» The exercise: Go through the entries below and retype them exactly, omitting each picture.

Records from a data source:
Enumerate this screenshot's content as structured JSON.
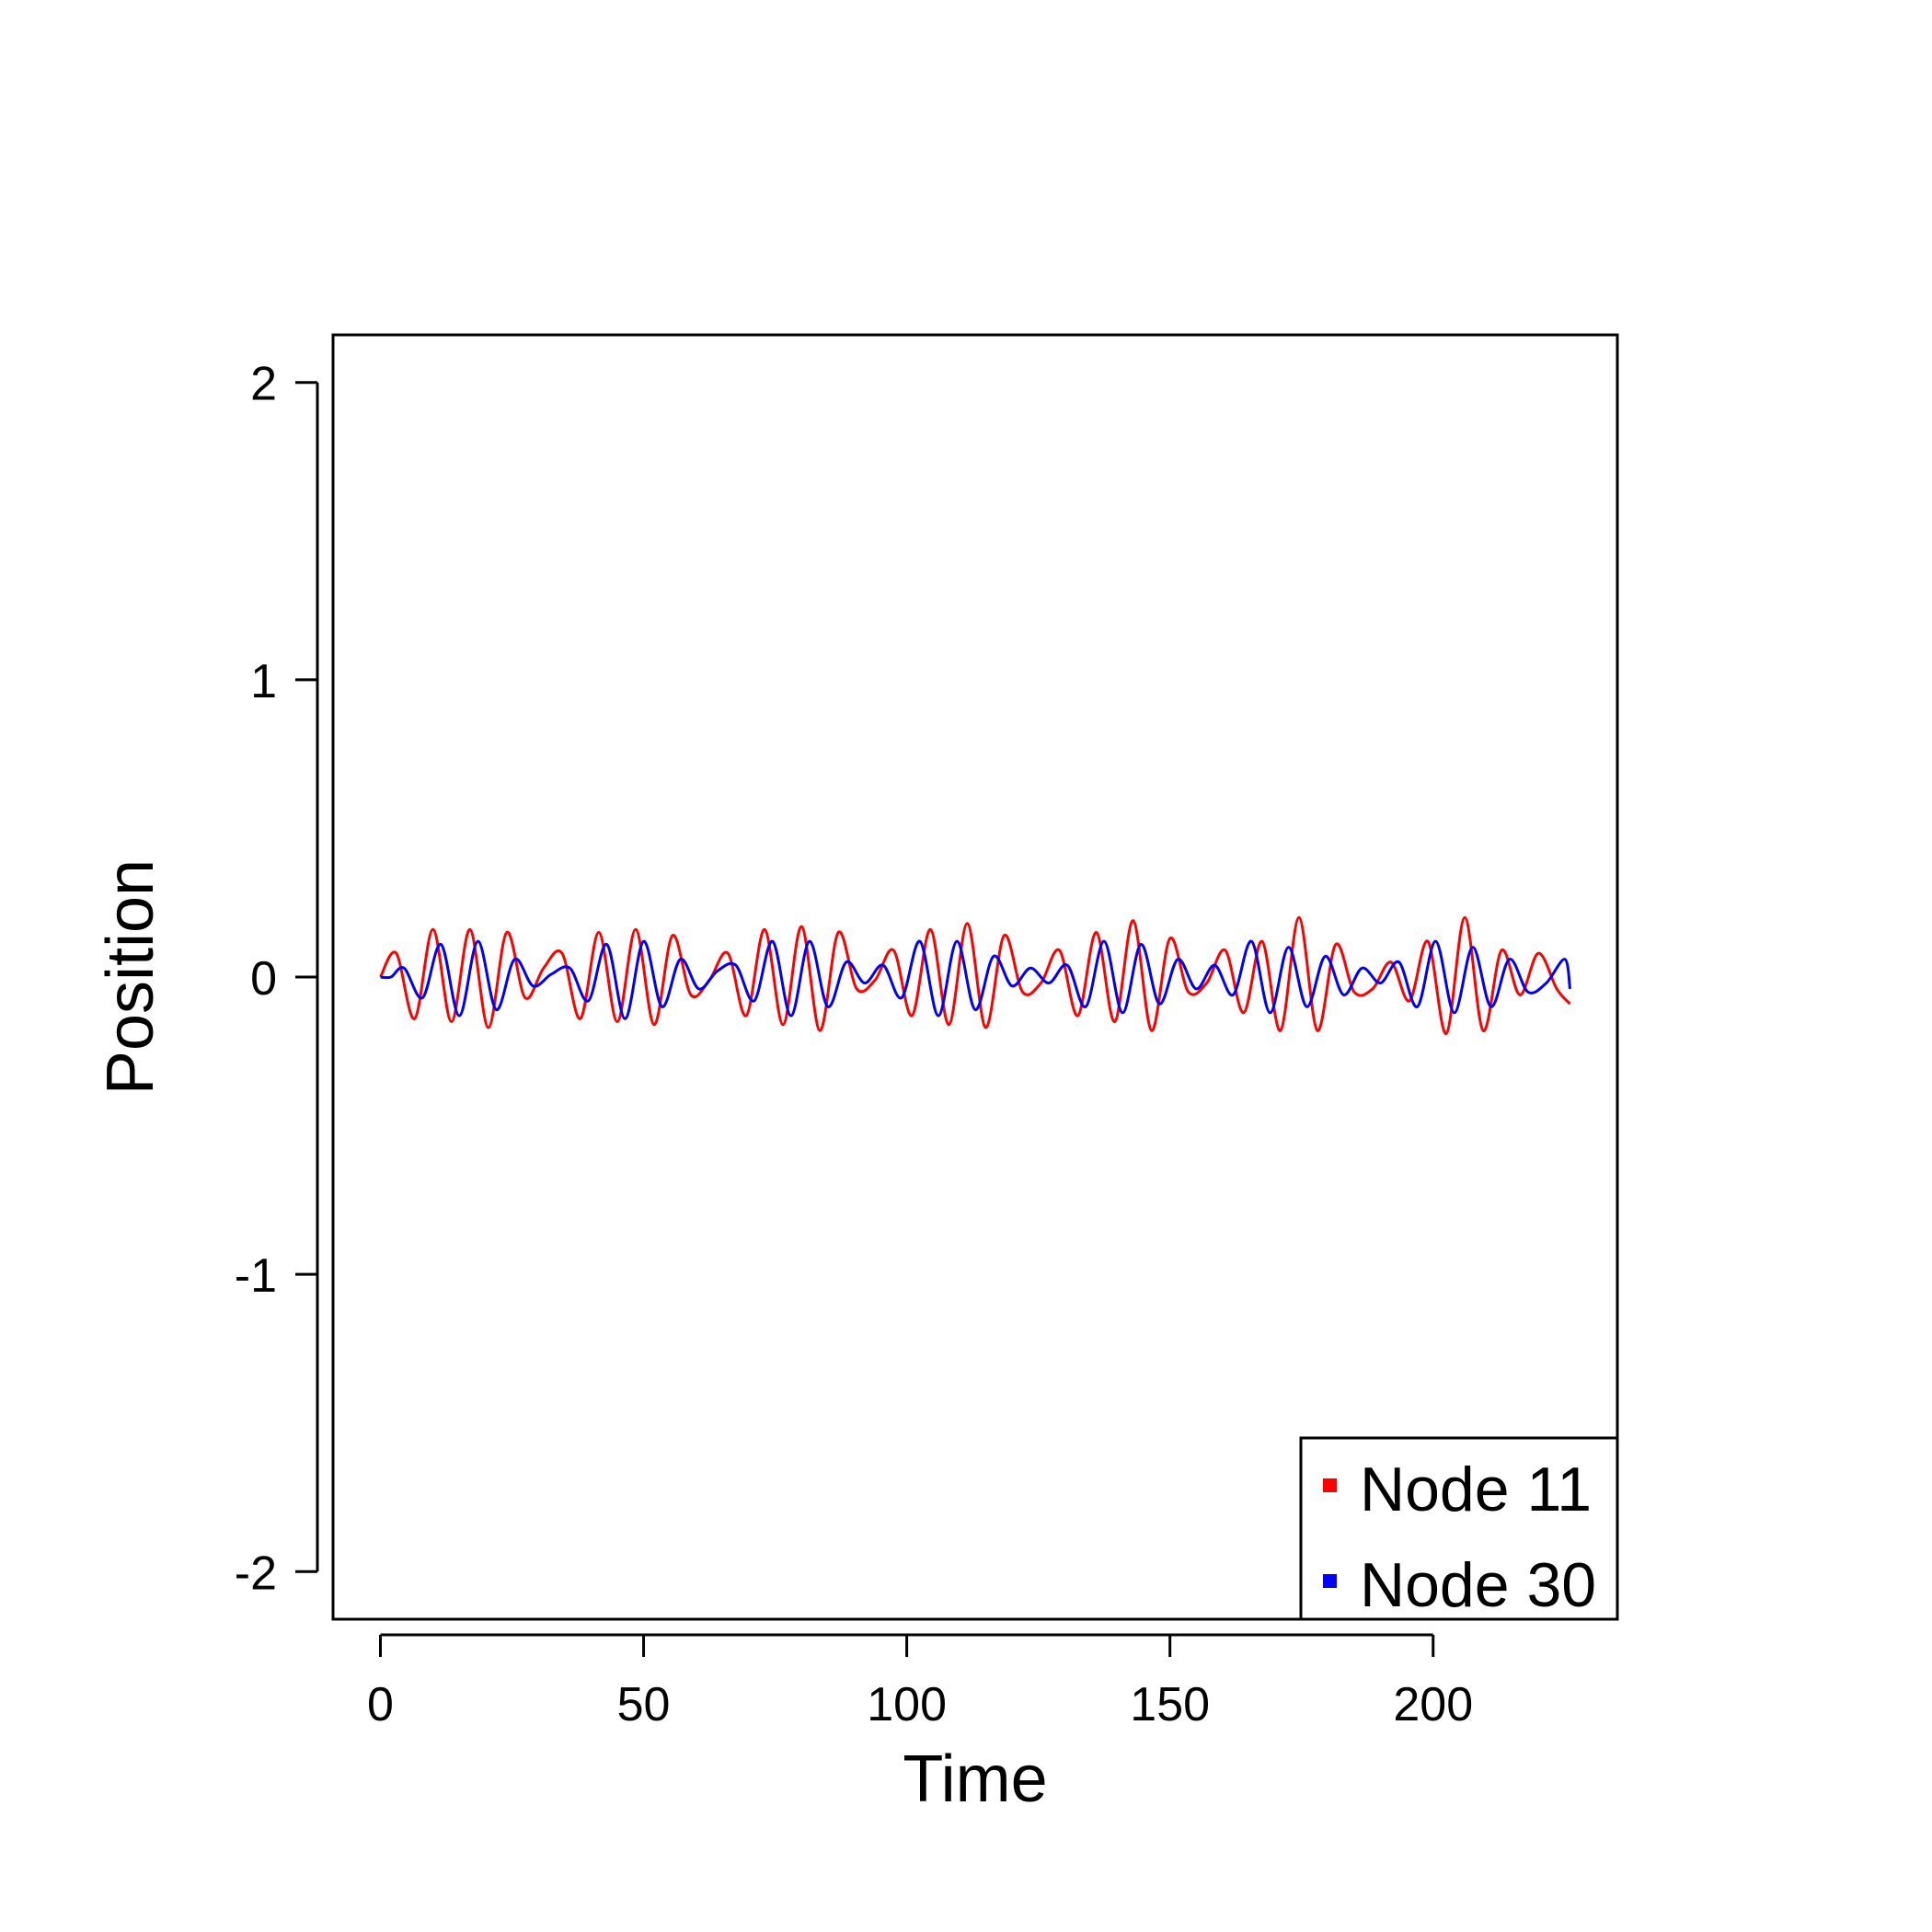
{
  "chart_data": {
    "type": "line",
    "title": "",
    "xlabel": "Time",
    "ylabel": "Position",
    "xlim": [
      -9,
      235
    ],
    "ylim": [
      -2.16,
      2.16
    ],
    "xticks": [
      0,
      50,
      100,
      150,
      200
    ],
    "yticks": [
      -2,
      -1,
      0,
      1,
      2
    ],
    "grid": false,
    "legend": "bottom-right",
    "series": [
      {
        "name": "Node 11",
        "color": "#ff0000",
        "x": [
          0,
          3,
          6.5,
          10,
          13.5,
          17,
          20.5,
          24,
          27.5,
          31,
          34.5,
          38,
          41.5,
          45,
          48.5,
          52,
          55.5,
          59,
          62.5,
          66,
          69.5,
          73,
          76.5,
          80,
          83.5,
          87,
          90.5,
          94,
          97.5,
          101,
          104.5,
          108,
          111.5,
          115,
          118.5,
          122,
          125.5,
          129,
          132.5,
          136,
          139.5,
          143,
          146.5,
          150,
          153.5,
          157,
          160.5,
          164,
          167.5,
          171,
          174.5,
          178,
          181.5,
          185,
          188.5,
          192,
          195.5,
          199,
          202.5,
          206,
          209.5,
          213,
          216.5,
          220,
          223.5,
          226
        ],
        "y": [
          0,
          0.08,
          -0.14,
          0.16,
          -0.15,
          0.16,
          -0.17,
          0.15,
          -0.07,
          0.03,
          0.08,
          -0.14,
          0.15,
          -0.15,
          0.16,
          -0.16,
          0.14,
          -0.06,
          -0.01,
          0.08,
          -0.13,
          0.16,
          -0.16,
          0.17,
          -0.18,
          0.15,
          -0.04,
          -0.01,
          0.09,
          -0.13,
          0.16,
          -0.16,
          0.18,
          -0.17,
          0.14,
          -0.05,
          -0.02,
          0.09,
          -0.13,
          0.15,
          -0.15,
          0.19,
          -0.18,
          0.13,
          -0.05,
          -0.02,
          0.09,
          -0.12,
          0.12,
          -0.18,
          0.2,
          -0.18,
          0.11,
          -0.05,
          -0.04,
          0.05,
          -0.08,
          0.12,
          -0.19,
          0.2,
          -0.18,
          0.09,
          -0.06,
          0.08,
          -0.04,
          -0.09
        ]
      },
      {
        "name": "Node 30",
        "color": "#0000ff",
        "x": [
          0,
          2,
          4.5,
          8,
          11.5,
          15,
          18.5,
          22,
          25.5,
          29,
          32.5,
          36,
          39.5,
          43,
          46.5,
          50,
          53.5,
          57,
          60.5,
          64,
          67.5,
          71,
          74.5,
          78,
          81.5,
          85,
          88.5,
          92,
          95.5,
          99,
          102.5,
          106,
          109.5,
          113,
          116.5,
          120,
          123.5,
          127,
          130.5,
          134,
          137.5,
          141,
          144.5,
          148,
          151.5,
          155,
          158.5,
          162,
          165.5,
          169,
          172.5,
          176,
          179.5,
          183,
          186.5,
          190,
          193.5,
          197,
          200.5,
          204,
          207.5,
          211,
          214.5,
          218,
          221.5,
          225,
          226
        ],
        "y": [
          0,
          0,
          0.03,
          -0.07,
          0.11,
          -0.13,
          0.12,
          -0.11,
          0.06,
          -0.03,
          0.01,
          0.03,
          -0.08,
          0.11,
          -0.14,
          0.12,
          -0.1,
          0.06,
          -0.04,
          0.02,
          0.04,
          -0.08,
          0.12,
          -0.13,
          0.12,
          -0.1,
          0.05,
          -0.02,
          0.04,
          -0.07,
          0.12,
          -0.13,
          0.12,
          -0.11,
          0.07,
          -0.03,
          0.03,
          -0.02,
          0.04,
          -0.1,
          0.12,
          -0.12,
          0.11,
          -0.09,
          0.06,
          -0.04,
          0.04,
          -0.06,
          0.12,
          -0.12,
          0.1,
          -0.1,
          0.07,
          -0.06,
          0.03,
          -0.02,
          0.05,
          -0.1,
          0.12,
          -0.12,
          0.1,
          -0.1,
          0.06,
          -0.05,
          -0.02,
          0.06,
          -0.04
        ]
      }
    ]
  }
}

» Output for this exercise:
Enumerate this screenshot's content as structured JSON.
{
  "chart_data": {
    "type": "line",
    "title": "",
    "xlabel": "Time",
    "ylabel": "Position",
    "xlim": [
      -9,
      235
    ],
    "ylim": [
      -2.16,
      2.16
    ],
    "xticks": [
      0,
      50,
      100,
      150,
      200
    ],
    "yticks": [
      -2,
      -1,
      0,
      1,
      2
    ],
    "grid": false,
    "legend": "bottom-right",
    "series": [
      {
        "name": "Node 11",
        "color": "#ff0000",
        "x": [
          0,
          3,
          6.5,
          10,
          13.5,
          17,
          20.5,
          24,
          27.5,
          31,
          34.5,
          38,
          41.5,
          45,
          48.5,
          52,
          55.5,
          59,
          62.5,
          66,
          69.5,
          73,
          76.5,
          80,
          83.5,
          87,
          90.5,
          94,
          97.5,
          101,
          104.5,
          108,
          111.5,
          115,
          118.5,
          122,
          125.5,
          129,
          132.5,
          136,
          139.5,
          143,
          146.5,
          150,
          153.5,
          157,
          160.5,
          164,
          167.5,
          171,
          174.5,
          178,
          181.5,
          185,
          188.5,
          192,
          195.5,
          199,
          202.5,
          206,
          209.5,
          213,
          216.5,
          220,
          223.5,
          226
        ],
        "y": [
          0,
          0.08,
          -0.14,
          0.16,
          -0.15,
          0.16,
          -0.17,
          0.15,
          -0.07,
          0.03,
          0.08,
          -0.14,
          0.15,
          -0.15,
          0.16,
          -0.16,
          0.14,
          -0.06,
          -0.01,
          0.08,
          -0.13,
          0.16,
          -0.16,
          0.17,
          -0.18,
          0.15,
          -0.04,
          -0.01,
          0.09,
          -0.13,
          0.16,
          -0.16,
          0.18,
          -0.17,
          0.14,
          -0.05,
          -0.02,
          0.09,
          -0.13,
          0.15,
          -0.15,
          0.19,
          -0.18,
          0.13,
          -0.05,
          -0.02,
          0.09,
          -0.12,
          0.12,
          -0.18,
          0.2,
          -0.18,
          0.11,
          -0.05,
          -0.04,
          0.05,
          -0.08,
          0.12,
          -0.19,
          0.2,
          -0.18,
          0.09,
          -0.06,
          0.08,
          -0.04,
          -0.09
        ]
      },
      {
        "name": "Node 30",
        "color": "#0000ff",
        "x": [
          0,
          2,
          4.5,
          8,
          11.5,
          15,
          18.5,
          22,
          25.5,
          29,
          32.5,
          36,
          39.5,
          43,
          46.5,
          50,
          53.5,
          57,
          60.5,
          64,
          67.5,
          71,
          74.5,
          78,
          81.5,
          85,
          88.5,
          92,
          95.5,
          99,
          102.5,
          106,
          109.5,
          113,
          116.5,
          120,
          123.5,
          127,
          130.5,
          134,
          137.5,
          141,
          144.5,
          148,
          151.5,
          155,
          158.5,
          162,
          165.5,
          169,
          172.5,
          176,
          179.5,
          183,
          186.5,
          190,
          193.5,
          197,
          200.5,
          204,
          207.5,
          211,
          214.5,
          218,
          221.5,
          225,
          226
        ],
        "y": [
          0,
          0,
          0.03,
          -0.07,
          0.11,
          -0.13,
          0.12,
          -0.11,
          0.06,
          -0.03,
          0.01,
          0.03,
          -0.08,
          0.11,
          -0.14,
          0.12,
          -0.1,
          0.06,
          -0.04,
          0.02,
          0.04,
          -0.08,
          0.12,
          -0.13,
          0.12,
          -0.1,
          0.05,
          -0.02,
          0.04,
          -0.07,
          0.12,
          -0.13,
          0.12,
          -0.11,
          0.07,
          -0.03,
          0.03,
          -0.02,
          0.04,
          -0.1,
          0.12,
          -0.12,
          0.11,
          -0.09,
          0.06,
          -0.04,
          0.04,
          -0.06,
          0.12,
          -0.12,
          0.1,
          -0.1,
          0.07,
          -0.06,
          0.03,
          -0.02,
          0.05,
          -0.1,
          0.12,
          -0.12,
          0.1,
          -0.1,
          0.06,
          -0.05,
          -0.02,
          0.06,
          -0.04
        ]
      }
    ]
  }
}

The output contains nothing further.